● RAW DATA
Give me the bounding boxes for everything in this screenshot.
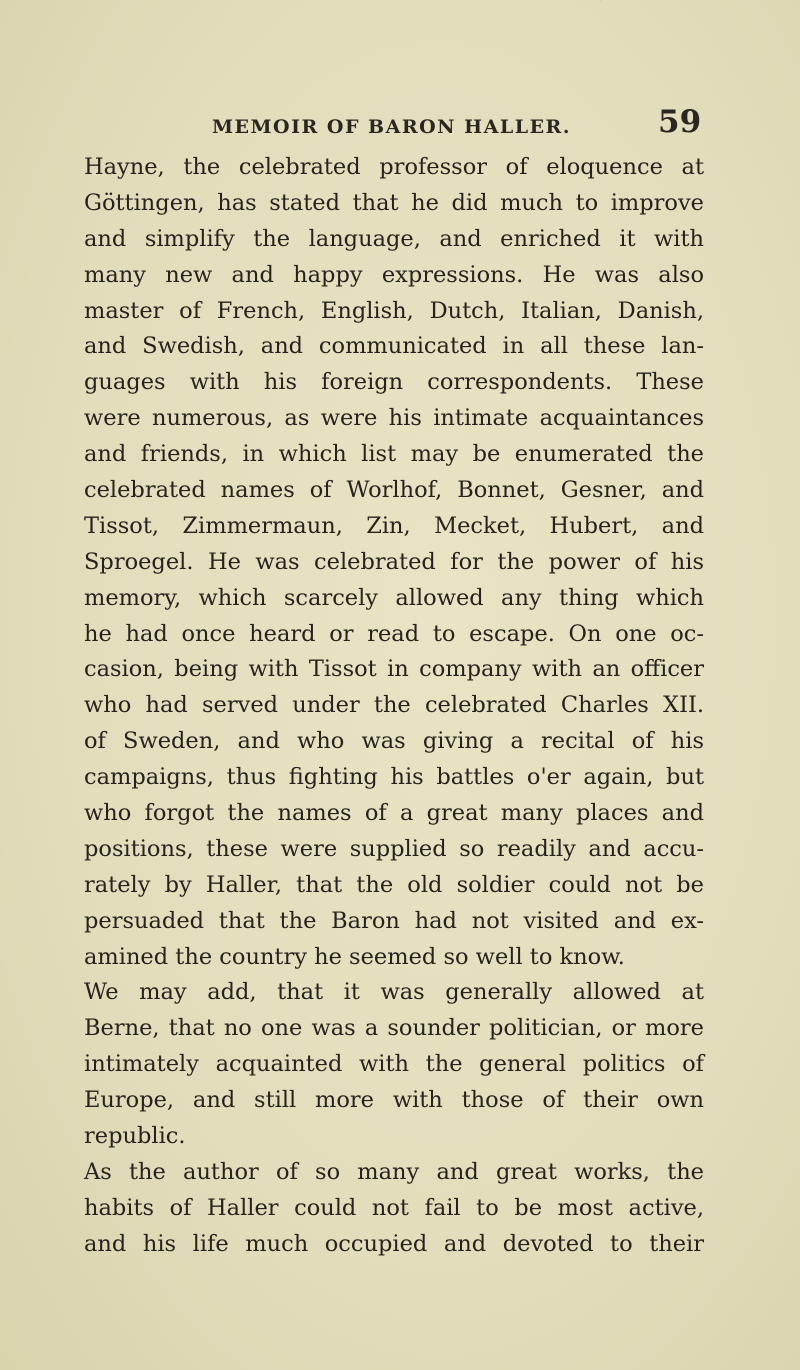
text-line: of Sweden, and who was giving a recital of his xyxy=(84,728,704,755)
text-line: and his life much occupied and devoted to their xyxy=(84,1230,704,1257)
text-line: were numerous, as were his intimate acquaintances xyxy=(84,405,704,432)
text-line: Göttingen, has stated that he did much to improve xyxy=(84,189,704,216)
text-line: rately by Haller, that the old soldier could not be xyxy=(84,871,704,898)
text-line: campaigns, thus fighting his battles o'er again, but xyxy=(84,764,704,791)
text-line: casion, being with Tissot in company with an officer xyxy=(84,656,704,683)
page-header xyxy=(0,104,800,144)
text-line: and Swedish, and communicated in all these lan- xyxy=(84,333,704,360)
text-line: republic. xyxy=(84,1123,186,1150)
text-line: habits of Haller could not fail to be most active, xyxy=(84,1194,704,1221)
text-line: intimately acquainted with the general politics of xyxy=(84,1051,704,1078)
text-line: he had once heard or read to escape. On one oc- xyxy=(84,620,704,647)
text-line: celebrated names of Worlhof, Bonnet, Gesner, and xyxy=(84,477,704,504)
text-line: Europe, and still more with those of their own xyxy=(84,1087,704,1114)
text-line: and simplify the language, and enriched it with xyxy=(84,225,704,252)
text-line: who forgot the names of a great many places and xyxy=(84,800,704,827)
body-text xyxy=(84,150,704,1263)
text-line: As the author of so many and great works, the xyxy=(84,1158,704,1185)
page-fold-mark xyxy=(600,0,709,50)
text-line: persuaded that the Baron had not visited and ex- xyxy=(84,907,704,934)
text-line: amined the country he seemed so well to know. xyxy=(84,943,625,970)
page-number: 59 xyxy=(658,104,702,140)
text-line: We may add, that it was generally allowed at xyxy=(84,979,704,1006)
text-line: and friends, in which list may be enumerated the xyxy=(84,441,704,468)
text-line: Tissot, Zimmermaun, Zin, Mecket, Hubert, and xyxy=(84,512,704,539)
text-line: Hayne, the celebrated professor of eloquence at xyxy=(84,154,704,180)
text-line: memory, which scarcely allowed any thing which xyxy=(84,584,704,611)
text-line: who had served under the celebrated Charles XII. xyxy=(84,692,704,719)
running-title: MEMOIR OF BARON HALLER. xyxy=(212,116,571,138)
text-line: Sproegel. He was celebrated for the power of his xyxy=(84,548,704,575)
text-line: Berne, that no one was a sounder politician, or more xyxy=(84,1015,704,1042)
text-line: guages with his foreign correspondents. These xyxy=(84,369,704,396)
text-line: master of French, English, Dutch, Italian, Danish, xyxy=(84,297,704,324)
text-line: many new and happy expressions. He was also xyxy=(84,261,704,288)
text-line: positions, these were supplied so readily and accu- xyxy=(84,835,704,862)
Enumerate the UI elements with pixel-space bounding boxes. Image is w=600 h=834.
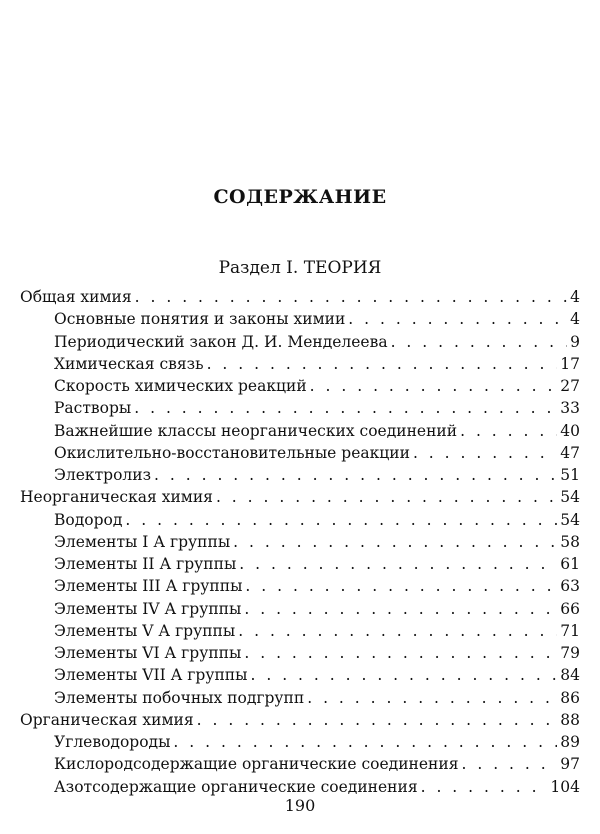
toc-entry-label: Основные понятия и законы химии — [54, 310, 346, 329]
dot-leader — [207, 353, 558, 375]
dot-leader — [173, 731, 557, 753]
toc-entry-page: 58 — [560, 532, 580, 551]
dot-leader — [310, 375, 558, 397]
toc-entry-label: Элементы IV А группы — [54, 599, 242, 618]
toc-entry-page: 104 — [550, 777, 580, 796]
toc-entry — [20, 531, 580, 553]
toc-entry-label: Элементы VII А группы — [54, 666, 248, 685]
toc-entry-page: 63 — [560, 577, 580, 596]
toc-entry-page: 97 — [560, 755, 580, 774]
toc-chapter-general-chemistry — [20, 286, 580, 308]
toc-entry — [20, 331, 580, 353]
toc-entry-label: Элементы III А группы — [54, 577, 243, 596]
toc-entry-label: Растворы — [54, 399, 132, 418]
toc-entry — [20, 442, 580, 464]
toc-entry-label: Электролиз — [54, 466, 152, 484]
page-number: 190 — [284, 796, 316, 815]
toc-entry — [20, 397, 580, 419]
toc-entry-page: 51 — [560, 466, 580, 484]
dot-leader — [421, 776, 548, 798]
toc-entry — [20, 509, 580, 531]
toc-entry-label: Азотсодержащие органические соединения — [54, 777, 418, 796]
toc-entry — [20, 620, 580, 642]
toc-entry-page: 89 — [560, 733, 580, 751]
toc-entry-page: 4 — [570, 310, 580, 329]
toc-entry-label: Водород — [54, 510, 123, 529]
section-title: Раздел I. ТЕОРИЯ — [218, 258, 382, 278]
toc-entry — [20, 464, 580, 486]
dot-leader — [238, 620, 557, 642]
toc-entry — [20, 375, 580, 397]
dot-leader — [307, 687, 557, 709]
toc-chapter-organic-chemistry — [20, 709, 580, 731]
dot-leader — [216, 486, 557, 508]
toc-entry-label: Неорганическая химия — [20, 488, 213, 507]
toc-entry-page: 84 — [560, 666, 580, 685]
toc-entry — [20, 420, 580, 442]
page-title: СОДЕРЖАНИЕ — [213, 186, 387, 208]
toc-entry-label: Элементы VI А группы — [54, 644, 242, 662]
toc-entry-label: Углеводороды — [54, 733, 171, 751]
toc-entry — [20, 776, 580, 798]
toc-entry-label: Элементы побочных подгрупп — [54, 688, 305, 707]
toc-entry-page: 88 — [560, 710, 580, 729]
toc-entry-label: Общая химия — [20, 288, 132, 306]
toc-entry — [20, 687, 580, 709]
table-of-contents — [20, 286, 580, 798]
dot-leader — [135, 286, 567, 308]
toc-entry-page: 17 — [560, 354, 580, 373]
dot-leader — [244, 642, 557, 664]
toc-entry-label: Кислородсодержащие органические соединения — [54, 755, 459, 774]
toc-entry-page: 61 — [560, 555, 580, 573]
dot-leader — [348, 308, 567, 330]
toc-entry-page: 27 — [560, 377, 580, 395]
dot-leader — [391, 331, 568, 353]
toc-entry-page: 54 — [560, 510, 580, 529]
toc-entry — [20, 664, 580, 686]
dot-leader — [250, 664, 557, 686]
dot-leader — [125, 509, 557, 531]
dot-leader — [245, 575, 557, 597]
toc-entry — [20, 308, 580, 330]
toc-entry-page: 4 — [570, 288, 580, 306]
dot-leader — [233, 531, 557, 553]
dot-leader — [244, 598, 557, 620]
dot-leader — [154, 464, 557, 486]
toc-entry-label: Скорость химических реакций — [54, 377, 307, 395]
toc-entry — [20, 353, 580, 375]
toc-entry-page: 66 — [560, 599, 580, 618]
toc-entry-label: Элементы V А группы — [54, 621, 236, 640]
toc-entry-label: Важнейшие классы неорганических соединений — [54, 421, 458, 440]
toc-entry-label: Органическая химия — [20, 710, 194, 729]
toc-entry-page: 86 — [560, 688, 580, 707]
toc-entry-page: 47 — [560, 443, 580, 462]
toc-entry — [20, 731, 580, 753]
toc-entry-label: Периодический закон Д. И. Менделеева — [54, 332, 388, 351]
toc-entry-page: 71 — [560, 621, 580, 640]
toc-entry — [20, 598, 580, 620]
toc-entry-label: Элементы I А группы — [54, 532, 231, 551]
dot-leader — [134, 397, 557, 419]
dot-leader — [461, 753, 557, 775]
toc-entry-page: 9 — [570, 332, 580, 351]
toc-entry-page: 33 — [560, 399, 580, 418]
dot-leader — [460, 420, 557, 442]
toc-entry — [20, 753, 580, 775]
dot-leader — [239, 553, 557, 575]
toc-entry-page: 54 — [560, 488, 580, 507]
dot-leader — [413, 442, 557, 464]
dot-leader — [197, 709, 558, 731]
toc-entry — [20, 553, 580, 575]
toc-entry-label: Окислительно-восстановительные реакции — [54, 443, 410, 462]
toc-entry-page: 79 — [560, 644, 580, 662]
toc-entry — [20, 575, 580, 597]
toc-entry-label: Химическая связь — [54, 354, 204, 373]
toc-entry-page: 40 — [560, 421, 580, 440]
toc-entry-label: Элементы II А группы — [54, 555, 237, 573]
toc-chapter-inorganic-chemistry — [20, 486, 580, 508]
toc-entry — [20, 642, 580, 664]
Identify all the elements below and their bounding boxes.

● EXERCISE TASK
Format as a numbered list the lines of the entries starting at the line that contains "toc-entry-label: Основные понятия" and ending with the line that contains "dot-leader — [244, 642, 557, 664]", both included, leaving out any blank lines.

● RESULT OF THE EXERCISE
1. toc-entry-label: Основные понятия и законы химии — [54, 310, 346, 329]
2. dot-leader — [207, 353, 558, 375]
3. dot-leader — [173, 731, 557, 753]
4. toc-entry-page: 58 — [560, 532, 580, 551]
5. dot-leader — [310, 375, 558, 397]
6. toc-entry-label: Элементы IV А группы — [54, 599, 242, 618]
7. toc-entry-page: 104 — [550, 777, 580, 796]
8. toc-entry — [20, 531, 580, 553]
9. toc-entry-label: Элементы VII А группы — [54, 666, 248, 685]
10. toc-entry-page: 63 — [560, 577, 580, 596]
11. toc-entry-page: 97 — [560, 755, 580, 774]
12. toc-chapter-general-chemistry — [20, 286, 580, 308]
13. toc-entry — [20, 331, 580, 353]
14. toc-entry-label: Элементы III А группы — [54, 577, 243, 596]
15. toc-entry-label: Растворы — [54, 399, 132, 418]
16. toc-entry — [20, 442, 580, 464]
17. toc-entry-label: Электролиз — [54, 466, 152, 484]
18. page-number: 190 — [284, 796, 316, 815]
19. toc-entry — [20, 397, 580, 419]
20. toc-entry-page: 51 — [560, 466, 580, 484]
21. dot-leader — [421, 776, 548, 798]
22. toc-entry — [20, 509, 580, 531]
23. toc-entry-label: Азотсодержащие органические соединения — [54, 777, 418, 796]
24. toc-entry — [20, 620, 580, 642]
25. toc-entry-page: 89 — [560, 733, 580, 751]
26. toc-entry-page: 4 — [570, 310, 580, 329]
27. toc-entry-label: Водород — [54, 510, 123, 529]
28. section-title: Раздел I. ТЕОРИЯ — [218, 258, 382, 278]
29. toc-entry — [20, 464, 580, 486]
30. dot-leader — [238, 620, 557, 642]
31. toc-entry — [20, 375, 580, 397]
32. dot-leader — [307, 687, 557, 709]
33. toc-chapter-organic-chemistry — [20, 709, 580, 731]
34. dot-leader — [216, 486, 557, 508]
35. toc-entry-label: Неорганическая химия — [20, 488, 213, 507]
36. toc-entry-page: 84 — [560, 666, 580, 685]
37. toc-entry — [20, 420, 580, 442]
38. page-title: СОДЕРЖАНИЕ — [213, 186, 387, 208]
39. toc-entry-label: Элементы VI А группы — [54, 644, 242, 662]
40. toc-entry-label: Углеводороды — [54, 733, 171, 751]
41. toc-entry — [20, 776, 580, 798]
42. toc-entry-label: Элементы побочных подгрупп — [54, 688, 305, 707]
43. toc-entry-page: 88 — [560, 710, 580, 729]
44. toc-entry-label: Общая химия — [20, 288, 132, 306]
45. toc-entry — [20, 687, 580, 709]
46. table-of-contents — [20, 286, 580, 798]
47. dot-leader — [135, 286, 567, 308]
48. toc-entry-page: 17 — [560, 354, 580, 373]
49. dot-leader — [244, 642, 557, 664]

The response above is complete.